# start of Data provided

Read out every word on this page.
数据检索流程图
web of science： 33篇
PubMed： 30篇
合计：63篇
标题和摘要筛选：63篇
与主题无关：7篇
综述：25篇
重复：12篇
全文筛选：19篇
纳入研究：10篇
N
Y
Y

# end of Data provided
# start of Data provided

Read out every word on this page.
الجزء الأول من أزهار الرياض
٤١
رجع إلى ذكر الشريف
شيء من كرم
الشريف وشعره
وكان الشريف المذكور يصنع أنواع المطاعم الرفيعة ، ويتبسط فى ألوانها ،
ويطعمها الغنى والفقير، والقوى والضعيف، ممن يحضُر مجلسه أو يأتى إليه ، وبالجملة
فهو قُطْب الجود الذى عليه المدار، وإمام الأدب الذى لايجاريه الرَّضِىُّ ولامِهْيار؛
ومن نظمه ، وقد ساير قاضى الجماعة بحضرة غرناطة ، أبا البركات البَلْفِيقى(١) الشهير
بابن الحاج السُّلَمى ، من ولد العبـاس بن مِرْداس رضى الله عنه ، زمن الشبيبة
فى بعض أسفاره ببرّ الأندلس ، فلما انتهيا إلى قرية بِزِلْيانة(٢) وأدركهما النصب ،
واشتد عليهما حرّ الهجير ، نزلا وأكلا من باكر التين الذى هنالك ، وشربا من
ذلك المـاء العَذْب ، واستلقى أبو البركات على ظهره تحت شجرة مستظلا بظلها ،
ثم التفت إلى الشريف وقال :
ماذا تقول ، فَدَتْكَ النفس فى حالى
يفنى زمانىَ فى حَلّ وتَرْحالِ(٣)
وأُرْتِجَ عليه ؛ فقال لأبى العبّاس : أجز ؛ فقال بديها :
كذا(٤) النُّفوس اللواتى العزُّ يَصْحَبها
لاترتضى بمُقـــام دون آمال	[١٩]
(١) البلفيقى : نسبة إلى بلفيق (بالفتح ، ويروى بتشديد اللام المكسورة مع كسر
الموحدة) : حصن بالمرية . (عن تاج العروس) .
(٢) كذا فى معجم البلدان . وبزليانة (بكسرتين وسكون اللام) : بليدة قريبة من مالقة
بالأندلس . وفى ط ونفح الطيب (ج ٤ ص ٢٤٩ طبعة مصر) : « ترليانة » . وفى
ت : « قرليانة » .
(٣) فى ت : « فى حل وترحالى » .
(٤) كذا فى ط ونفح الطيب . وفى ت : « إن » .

# end of Data provided
# start of Data provided

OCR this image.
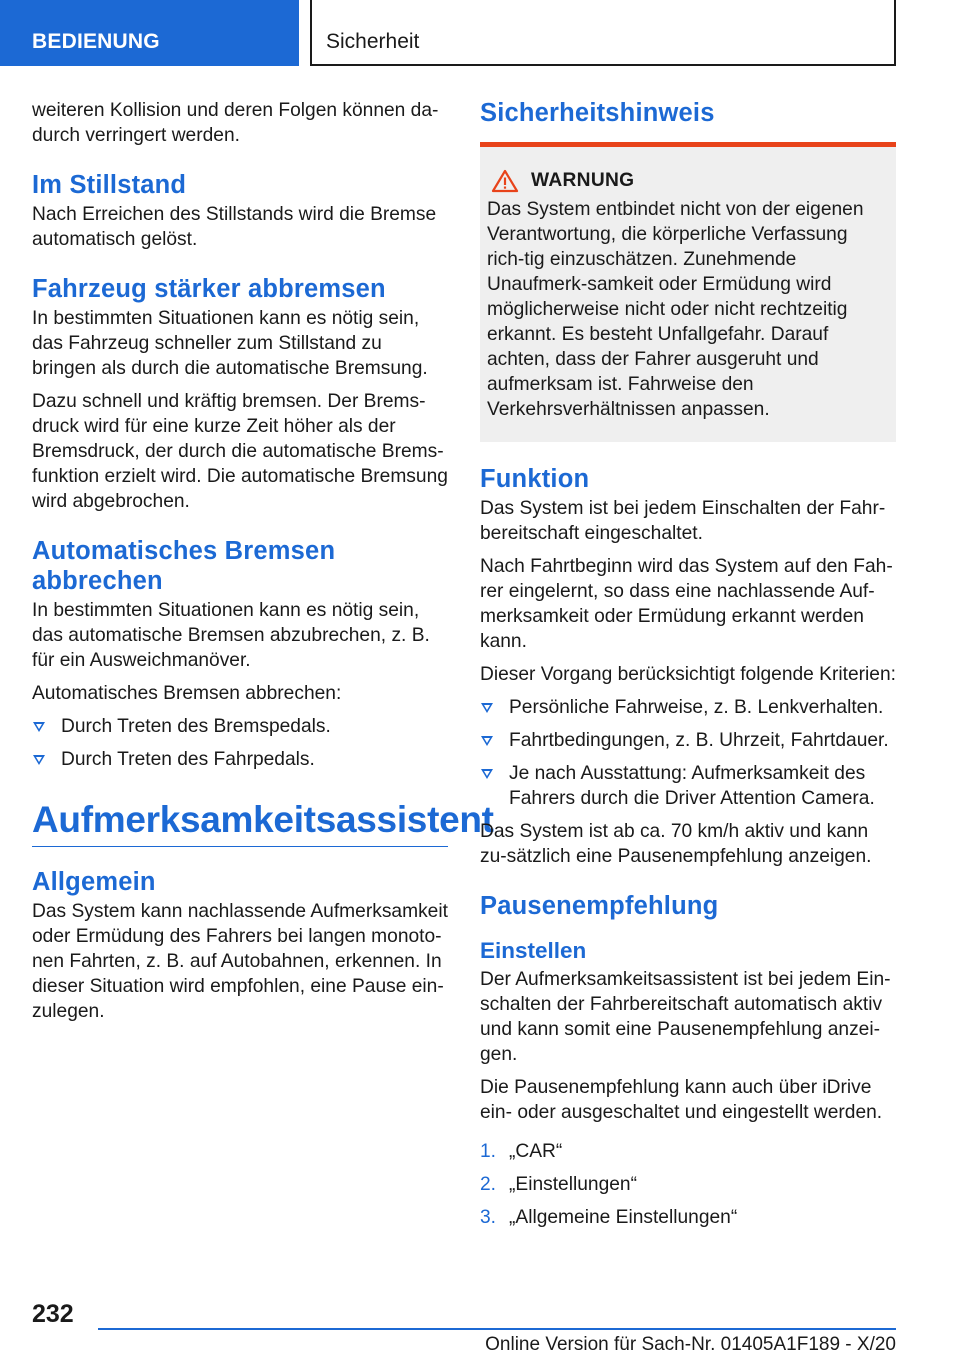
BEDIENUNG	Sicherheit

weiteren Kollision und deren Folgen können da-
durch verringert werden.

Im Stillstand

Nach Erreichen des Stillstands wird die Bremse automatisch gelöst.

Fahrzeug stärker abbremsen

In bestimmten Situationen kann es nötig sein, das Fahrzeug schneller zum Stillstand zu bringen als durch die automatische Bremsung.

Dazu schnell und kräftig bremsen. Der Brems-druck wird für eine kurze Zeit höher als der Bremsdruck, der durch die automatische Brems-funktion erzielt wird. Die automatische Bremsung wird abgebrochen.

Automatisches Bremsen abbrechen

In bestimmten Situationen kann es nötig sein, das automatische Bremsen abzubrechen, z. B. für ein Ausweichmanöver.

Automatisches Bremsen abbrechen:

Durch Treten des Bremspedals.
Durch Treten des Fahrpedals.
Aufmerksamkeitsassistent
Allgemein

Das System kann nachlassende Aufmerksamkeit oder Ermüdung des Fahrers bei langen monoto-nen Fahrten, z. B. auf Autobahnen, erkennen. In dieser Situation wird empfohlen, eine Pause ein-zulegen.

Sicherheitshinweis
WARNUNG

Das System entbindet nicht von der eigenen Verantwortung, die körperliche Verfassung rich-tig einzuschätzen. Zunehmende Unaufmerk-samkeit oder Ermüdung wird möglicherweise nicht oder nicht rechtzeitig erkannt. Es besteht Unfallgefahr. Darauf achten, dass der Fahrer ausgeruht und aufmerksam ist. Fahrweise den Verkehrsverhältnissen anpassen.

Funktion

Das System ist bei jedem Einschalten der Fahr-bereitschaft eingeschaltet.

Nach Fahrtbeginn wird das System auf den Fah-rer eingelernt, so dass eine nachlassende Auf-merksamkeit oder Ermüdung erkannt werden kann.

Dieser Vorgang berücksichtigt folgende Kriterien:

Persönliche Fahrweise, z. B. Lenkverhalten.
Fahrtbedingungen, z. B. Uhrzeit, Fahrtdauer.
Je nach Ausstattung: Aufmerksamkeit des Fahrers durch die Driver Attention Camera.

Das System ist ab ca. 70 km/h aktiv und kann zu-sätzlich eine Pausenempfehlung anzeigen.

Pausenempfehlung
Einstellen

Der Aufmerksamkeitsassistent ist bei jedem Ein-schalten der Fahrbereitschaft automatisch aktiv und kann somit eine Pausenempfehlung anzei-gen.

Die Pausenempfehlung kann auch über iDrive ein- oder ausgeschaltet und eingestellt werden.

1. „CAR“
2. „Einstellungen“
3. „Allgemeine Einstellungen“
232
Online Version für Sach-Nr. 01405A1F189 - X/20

# end of Data provided

Tally up the lines with the word "Bremsung" in them, and answer with that number by itself.

--- Final result ---
2